▶ **WHAT IS BEING ASKED**
Rewrite the records below, replacing every instance of "macd-histogram-bar" with "macd-hist-bar" and leaving all other text unchanged.

▶ **TASK MATERIAL**
◆ ◆ ◆
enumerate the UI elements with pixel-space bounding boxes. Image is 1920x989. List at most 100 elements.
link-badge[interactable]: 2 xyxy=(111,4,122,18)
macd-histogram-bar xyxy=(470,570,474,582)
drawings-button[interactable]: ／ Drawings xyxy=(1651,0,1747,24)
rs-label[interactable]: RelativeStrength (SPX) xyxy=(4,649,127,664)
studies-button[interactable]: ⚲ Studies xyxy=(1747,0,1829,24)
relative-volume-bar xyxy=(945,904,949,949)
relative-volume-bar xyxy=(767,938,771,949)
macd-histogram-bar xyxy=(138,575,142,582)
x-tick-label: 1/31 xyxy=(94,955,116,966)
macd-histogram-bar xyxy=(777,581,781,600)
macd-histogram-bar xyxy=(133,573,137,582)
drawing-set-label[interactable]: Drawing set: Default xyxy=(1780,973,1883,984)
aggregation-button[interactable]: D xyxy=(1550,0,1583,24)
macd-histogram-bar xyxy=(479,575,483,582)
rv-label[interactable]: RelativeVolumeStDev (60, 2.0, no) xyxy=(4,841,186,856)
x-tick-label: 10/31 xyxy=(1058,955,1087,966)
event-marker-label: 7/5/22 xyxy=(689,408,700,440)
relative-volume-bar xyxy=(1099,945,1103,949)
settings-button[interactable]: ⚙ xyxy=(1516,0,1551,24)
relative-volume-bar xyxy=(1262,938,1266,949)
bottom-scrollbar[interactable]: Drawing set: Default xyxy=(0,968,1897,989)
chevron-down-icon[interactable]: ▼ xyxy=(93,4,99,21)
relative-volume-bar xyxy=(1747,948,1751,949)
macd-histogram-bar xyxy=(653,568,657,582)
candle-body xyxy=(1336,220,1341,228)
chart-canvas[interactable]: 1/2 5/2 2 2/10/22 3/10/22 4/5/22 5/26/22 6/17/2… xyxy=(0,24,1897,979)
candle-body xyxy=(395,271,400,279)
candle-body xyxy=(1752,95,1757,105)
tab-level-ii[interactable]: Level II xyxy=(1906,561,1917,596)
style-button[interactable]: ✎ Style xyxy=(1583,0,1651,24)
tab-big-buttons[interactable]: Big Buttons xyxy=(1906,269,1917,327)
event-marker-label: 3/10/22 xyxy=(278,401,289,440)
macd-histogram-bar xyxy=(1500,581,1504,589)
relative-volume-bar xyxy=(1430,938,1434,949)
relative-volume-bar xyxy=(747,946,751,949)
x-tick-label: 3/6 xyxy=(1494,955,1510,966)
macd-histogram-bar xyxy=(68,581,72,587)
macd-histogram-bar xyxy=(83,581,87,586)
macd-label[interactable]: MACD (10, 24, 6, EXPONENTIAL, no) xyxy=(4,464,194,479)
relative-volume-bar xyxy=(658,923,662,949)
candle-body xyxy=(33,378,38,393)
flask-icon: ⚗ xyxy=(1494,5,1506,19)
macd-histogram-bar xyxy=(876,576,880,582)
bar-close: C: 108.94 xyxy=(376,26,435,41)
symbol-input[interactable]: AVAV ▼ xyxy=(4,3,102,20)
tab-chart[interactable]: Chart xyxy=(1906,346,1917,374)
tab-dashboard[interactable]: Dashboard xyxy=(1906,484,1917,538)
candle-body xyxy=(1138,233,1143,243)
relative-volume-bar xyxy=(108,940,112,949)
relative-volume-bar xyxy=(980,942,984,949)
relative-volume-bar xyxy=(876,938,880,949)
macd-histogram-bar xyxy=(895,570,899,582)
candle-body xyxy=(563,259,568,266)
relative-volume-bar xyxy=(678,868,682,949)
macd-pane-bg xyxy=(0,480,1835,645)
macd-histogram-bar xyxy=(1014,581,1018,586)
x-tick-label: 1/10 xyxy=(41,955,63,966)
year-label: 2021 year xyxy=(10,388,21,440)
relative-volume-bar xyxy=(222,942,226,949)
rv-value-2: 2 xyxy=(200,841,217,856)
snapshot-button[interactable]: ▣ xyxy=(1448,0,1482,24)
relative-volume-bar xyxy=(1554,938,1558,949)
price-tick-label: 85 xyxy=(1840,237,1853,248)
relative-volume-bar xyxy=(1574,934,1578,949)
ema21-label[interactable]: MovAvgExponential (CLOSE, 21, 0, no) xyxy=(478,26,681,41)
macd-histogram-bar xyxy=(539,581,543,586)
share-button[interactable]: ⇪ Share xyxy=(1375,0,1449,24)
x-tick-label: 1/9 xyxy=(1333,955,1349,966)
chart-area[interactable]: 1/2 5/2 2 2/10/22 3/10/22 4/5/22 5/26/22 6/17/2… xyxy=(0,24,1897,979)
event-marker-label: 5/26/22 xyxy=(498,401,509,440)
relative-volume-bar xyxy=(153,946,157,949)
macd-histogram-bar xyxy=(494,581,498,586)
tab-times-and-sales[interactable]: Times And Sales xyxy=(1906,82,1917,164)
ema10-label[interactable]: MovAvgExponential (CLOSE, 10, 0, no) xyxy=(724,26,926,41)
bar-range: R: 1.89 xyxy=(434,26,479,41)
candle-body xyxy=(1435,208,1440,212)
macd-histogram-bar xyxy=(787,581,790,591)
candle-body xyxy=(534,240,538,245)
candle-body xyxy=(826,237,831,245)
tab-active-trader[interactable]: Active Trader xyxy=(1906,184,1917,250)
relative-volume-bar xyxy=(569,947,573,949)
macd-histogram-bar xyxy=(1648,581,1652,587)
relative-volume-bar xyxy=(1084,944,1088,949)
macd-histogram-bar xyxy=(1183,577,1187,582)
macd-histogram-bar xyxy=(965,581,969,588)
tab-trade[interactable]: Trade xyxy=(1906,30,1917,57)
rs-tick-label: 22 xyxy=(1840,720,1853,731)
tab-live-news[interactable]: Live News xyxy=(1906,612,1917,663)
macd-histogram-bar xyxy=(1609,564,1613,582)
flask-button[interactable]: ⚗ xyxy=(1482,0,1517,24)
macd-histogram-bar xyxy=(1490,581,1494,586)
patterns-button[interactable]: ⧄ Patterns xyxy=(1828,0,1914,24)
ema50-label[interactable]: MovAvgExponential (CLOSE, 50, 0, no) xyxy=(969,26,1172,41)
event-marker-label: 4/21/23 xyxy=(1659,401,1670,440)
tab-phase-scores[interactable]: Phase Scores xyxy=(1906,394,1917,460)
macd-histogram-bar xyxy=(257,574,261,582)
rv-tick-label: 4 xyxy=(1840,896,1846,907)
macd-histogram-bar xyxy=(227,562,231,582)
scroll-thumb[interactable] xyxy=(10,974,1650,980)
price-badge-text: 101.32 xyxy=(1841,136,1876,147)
◆ ◆ ◆
▶ **TASK RESULT**
enumerate the UI elements with pixel-space bounding boxes. Image is 1920x989. List at most 100 elements.
link-badge[interactable]: 2 xyxy=(111,4,122,18)
macd-hist-bar xyxy=(470,570,474,582)
drawings-button[interactable]: ／ Drawings xyxy=(1651,0,1747,24)
rs-label[interactable]: RelativeStrength (SPX) xyxy=(4,649,127,664)
studies-button[interactable]: ⚲ Studies xyxy=(1747,0,1829,24)
relative-volume-bar xyxy=(945,904,949,949)
relative-volume-bar xyxy=(767,938,771,949)
macd-hist-bar xyxy=(138,575,142,582)
x-tick-label: 1/31 xyxy=(94,955,116,966)
macd-hist-bar xyxy=(777,581,781,600)
macd-hist-bar xyxy=(133,573,137,582)
drawing-set-label[interactable]: Drawing set: Default xyxy=(1780,973,1883,984)
aggregation-button[interactable]: D xyxy=(1550,0,1583,24)
macd-hist-bar xyxy=(479,575,483,582)
rv-label[interactable]: RelativeVolumeStDev (60, 2.0, no) xyxy=(4,841,186,856)
x-tick-label: 10/31 xyxy=(1058,955,1087,966)
event-marker-label: 7/5/22 xyxy=(689,408,700,440)
relative-volume-bar xyxy=(1099,945,1103,949)
settings-button[interactable]: ⚙ xyxy=(1516,0,1551,24)
relative-volume-bar xyxy=(1262,938,1266,949)
bottom-scrollbar[interactable]: Drawing set: Default xyxy=(0,968,1897,989)
chevron-down-icon[interactable]: ▼ xyxy=(93,4,99,21)
relative-volume-bar xyxy=(1747,948,1751,949)
macd-hist-bar xyxy=(653,568,657,582)
candle-body xyxy=(1336,220,1341,228)
chart-canvas[interactable]: 1/2 5/2 2 2/10/22 3/10/22 4/5/22 5/26/22 6/17/2… xyxy=(0,24,1897,979)
candle-body xyxy=(395,271,400,279)
candle-body xyxy=(1752,95,1757,105)
tab-level-ii[interactable]: Level II xyxy=(1906,561,1917,596)
style-button[interactable]: ✎ Style xyxy=(1583,0,1651,24)
tab-big-buttons[interactable]: Big Buttons xyxy=(1906,269,1917,327)
event-marker-label: 3/10/22 xyxy=(278,401,289,440)
macd-hist-bar xyxy=(1500,581,1504,589)
relative-volume-bar xyxy=(1430,938,1434,949)
relative-volume-bar xyxy=(747,946,751,949)
x-tick-label: 3/6 xyxy=(1494,955,1510,966)
macd-hist-bar xyxy=(68,581,72,587)
macd-hist-bar xyxy=(83,581,87,586)
macd-label[interactable]: MACD (10, 24, 6, EXPONENTIAL, no) xyxy=(4,464,194,479)
relative-volume-bar xyxy=(658,923,662,949)
candle-body xyxy=(33,378,38,393)
flask-icon: ⚗ xyxy=(1494,5,1506,19)
macd-hist-bar xyxy=(876,576,880,582)
bar-close: C: 108.94 xyxy=(376,26,435,41)
symbol-input[interactable]: AVAV ▼ xyxy=(4,3,102,20)
tab-chart[interactable]: Chart xyxy=(1906,346,1917,374)
tab-dashboard[interactable]: Dashboard xyxy=(1906,484,1917,538)
candle-body xyxy=(1138,233,1143,243)
relative-volume-bar xyxy=(108,940,112,949)
relative-volume-bar xyxy=(980,942,984,949)
relative-volume-bar xyxy=(876,938,880,949)
macd-hist-bar xyxy=(895,570,899,582)
candle-body xyxy=(563,259,568,266)
relative-volume-bar xyxy=(678,868,682,949)
macd-pane-bg xyxy=(0,480,1835,645)
macd-hist-bar xyxy=(1014,581,1018,586)
x-tick-label: 1/10 xyxy=(41,955,63,966)
year-label: 2021 year xyxy=(10,388,21,440)
relative-volume-bar xyxy=(222,942,226,949)
rv-value-2: 2 xyxy=(200,841,217,856)
snapshot-button[interactable]: ▣ xyxy=(1448,0,1482,24)
relative-volume-bar xyxy=(1554,938,1558,949)
price-tick-label: 85 xyxy=(1840,237,1853,248)
relative-volume-bar xyxy=(1574,934,1578,949)
ema21-label[interactable]: MovAvgExponential (CLOSE, 21, 0, no) xyxy=(478,26,681,41)
macd-hist-bar xyxy=(539,581,543,586)
share-button[interactable]: ⇪ Share xyxy=(1375,0,1449,24)
x-tick-label: 1/9 xyxy=(1333,955,1349,966)
chart-area[interactable]: 1/2 5/2 2 2/10/22 3/10/22 4/5/22 5/26/22 6/17/2… xyxy=(0,24,1897,979)
event-marker-label: 5/26/22 xyxy=(498,401,509,440)
relative-volume-bar xyxy=(153,946,157,949)
macd-hist-bar xyxy=(494,581,498,586)
tab-times-and-sales[interactable]: Times And Sales xyxy=(1906,82,1917,164)
ema10-label[interactable]: MovAvgExponential (CLOSE, 10, 0, no) xyxy=(724,26,926,41)
bar-range: R: 1.89 xyxy=(434,26,479,41)
candle-body xyxy=(1435,208,1440,212)
macd-hist-bar xyxy=(787,581,790,591)
candle-body xyxy=(534,240,538,245)
candle-body xyxy=(826,237,831,245)
tab-active-trader[interactable]: Active Trader xyxy=(1906,184,1917,250)
relative-volume-bar xyxy=(569,947,573,949)
macd-hist-bar xyxy=(1648,581,1652,587)
relative-volume-bar xyxy=(1084,944,1088,949)
macd-hist-bar xyxy=(1183,577,1187,582)
macd-hist-bar xyxy=(965,581,969,588)
tab-trade[interactable]: Trade xyxy=(1906,30,1917,57)
rs-tick-label: 22 xyxy=(1840,720,1853,731)
tab-live-news[interactable]: Live News xyxy=(1906,612,1917,663)
macd-hist-bar xyxy=(1609,564,1613,582)
flask-button[interactable]: ⚗ xyxy=(1482,0,1517,24)
macd-hist-bar xyxy=(1490,581,1494,586)
patterns-button[interactable]: ⧄ Patterns xyxy=(1828,0,1914,24)
ema50-label[interactable]: MovAvgExponential (CLOSE, 50, 0, no) xyxy=(969,26,1172,41)
event-marker-label: 4/21/23 xyxy=(1659,401,1670,440)
tab-phase-scores[interactable]: Phase Scores xyxy=(1906,394,1917,460)
macd-hist-bar xyxy=(257,574,261,582)
rv-tick-label: 4 xyxy=(1840,896,1846,907)
macd-hist-bar xyxy=(227,562,231,582)
scroll-thumb[interactable] xyxy=(10,974,1650,980)
price-badge-text: 101.32 xyxy=(1841,136,1876,147)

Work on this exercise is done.